%%
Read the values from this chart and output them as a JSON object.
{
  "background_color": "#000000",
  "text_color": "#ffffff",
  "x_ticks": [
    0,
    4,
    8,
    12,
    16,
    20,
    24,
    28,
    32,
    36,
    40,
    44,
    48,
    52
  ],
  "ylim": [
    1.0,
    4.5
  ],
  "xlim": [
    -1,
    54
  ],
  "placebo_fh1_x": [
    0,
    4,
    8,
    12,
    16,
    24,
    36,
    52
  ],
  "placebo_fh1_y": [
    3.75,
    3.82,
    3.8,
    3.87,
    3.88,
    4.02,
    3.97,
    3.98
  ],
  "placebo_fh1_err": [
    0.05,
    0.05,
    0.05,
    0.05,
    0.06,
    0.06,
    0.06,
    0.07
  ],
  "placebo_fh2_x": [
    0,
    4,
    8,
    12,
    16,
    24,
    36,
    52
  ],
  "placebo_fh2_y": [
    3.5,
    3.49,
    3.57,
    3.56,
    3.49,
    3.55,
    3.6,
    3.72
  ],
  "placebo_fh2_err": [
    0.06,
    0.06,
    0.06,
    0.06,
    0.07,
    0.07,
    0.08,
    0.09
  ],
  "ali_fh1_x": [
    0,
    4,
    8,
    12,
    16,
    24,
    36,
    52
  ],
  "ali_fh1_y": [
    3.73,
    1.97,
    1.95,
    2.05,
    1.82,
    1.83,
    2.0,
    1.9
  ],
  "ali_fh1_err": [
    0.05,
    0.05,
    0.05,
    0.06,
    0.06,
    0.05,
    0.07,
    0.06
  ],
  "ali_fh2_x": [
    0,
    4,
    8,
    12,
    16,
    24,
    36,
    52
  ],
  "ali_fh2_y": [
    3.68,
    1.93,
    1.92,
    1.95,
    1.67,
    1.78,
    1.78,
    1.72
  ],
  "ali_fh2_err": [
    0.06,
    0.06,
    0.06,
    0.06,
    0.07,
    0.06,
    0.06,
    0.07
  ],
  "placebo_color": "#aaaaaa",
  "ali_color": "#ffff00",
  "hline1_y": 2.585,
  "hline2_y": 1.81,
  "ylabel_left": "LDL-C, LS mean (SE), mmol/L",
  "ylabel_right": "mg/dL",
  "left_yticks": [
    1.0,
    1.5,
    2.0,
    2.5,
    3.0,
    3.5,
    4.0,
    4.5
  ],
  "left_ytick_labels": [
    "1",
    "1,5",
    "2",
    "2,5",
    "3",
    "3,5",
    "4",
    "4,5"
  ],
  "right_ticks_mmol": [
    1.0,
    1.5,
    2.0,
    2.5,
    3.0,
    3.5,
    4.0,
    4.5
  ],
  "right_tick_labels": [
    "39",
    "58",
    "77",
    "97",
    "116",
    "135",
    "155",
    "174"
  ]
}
%%
%%
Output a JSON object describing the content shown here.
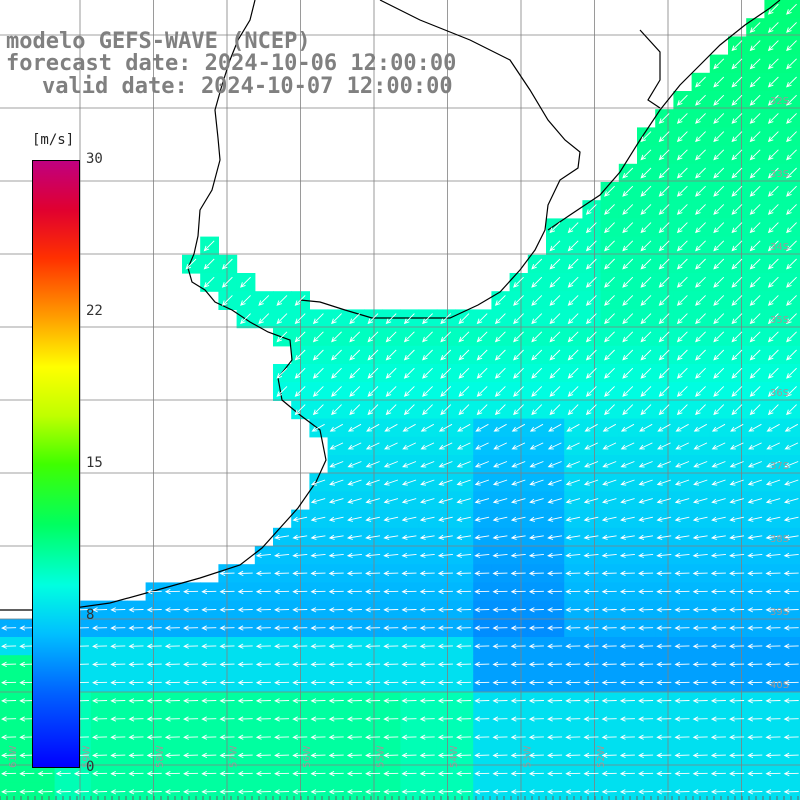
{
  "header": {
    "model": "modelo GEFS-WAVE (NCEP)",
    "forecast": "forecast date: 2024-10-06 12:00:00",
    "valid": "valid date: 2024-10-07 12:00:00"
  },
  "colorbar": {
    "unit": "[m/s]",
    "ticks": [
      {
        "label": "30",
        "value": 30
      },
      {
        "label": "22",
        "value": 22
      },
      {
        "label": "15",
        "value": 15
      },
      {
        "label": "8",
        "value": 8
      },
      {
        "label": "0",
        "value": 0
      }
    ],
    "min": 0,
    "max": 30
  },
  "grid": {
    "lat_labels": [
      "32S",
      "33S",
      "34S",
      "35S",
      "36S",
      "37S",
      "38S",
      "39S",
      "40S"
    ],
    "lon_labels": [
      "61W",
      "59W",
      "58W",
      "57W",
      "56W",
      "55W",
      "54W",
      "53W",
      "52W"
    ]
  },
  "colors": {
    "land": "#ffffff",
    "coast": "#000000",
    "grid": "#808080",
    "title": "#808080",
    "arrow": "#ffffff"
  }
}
%%
### Exercise directions
Find the word "ffffff" in the entries above and gather every line that holds it.

### Exercise result
  "text_color": "#ffffff",
    "land": "#ffffff",
    "arrow": "#ffffff"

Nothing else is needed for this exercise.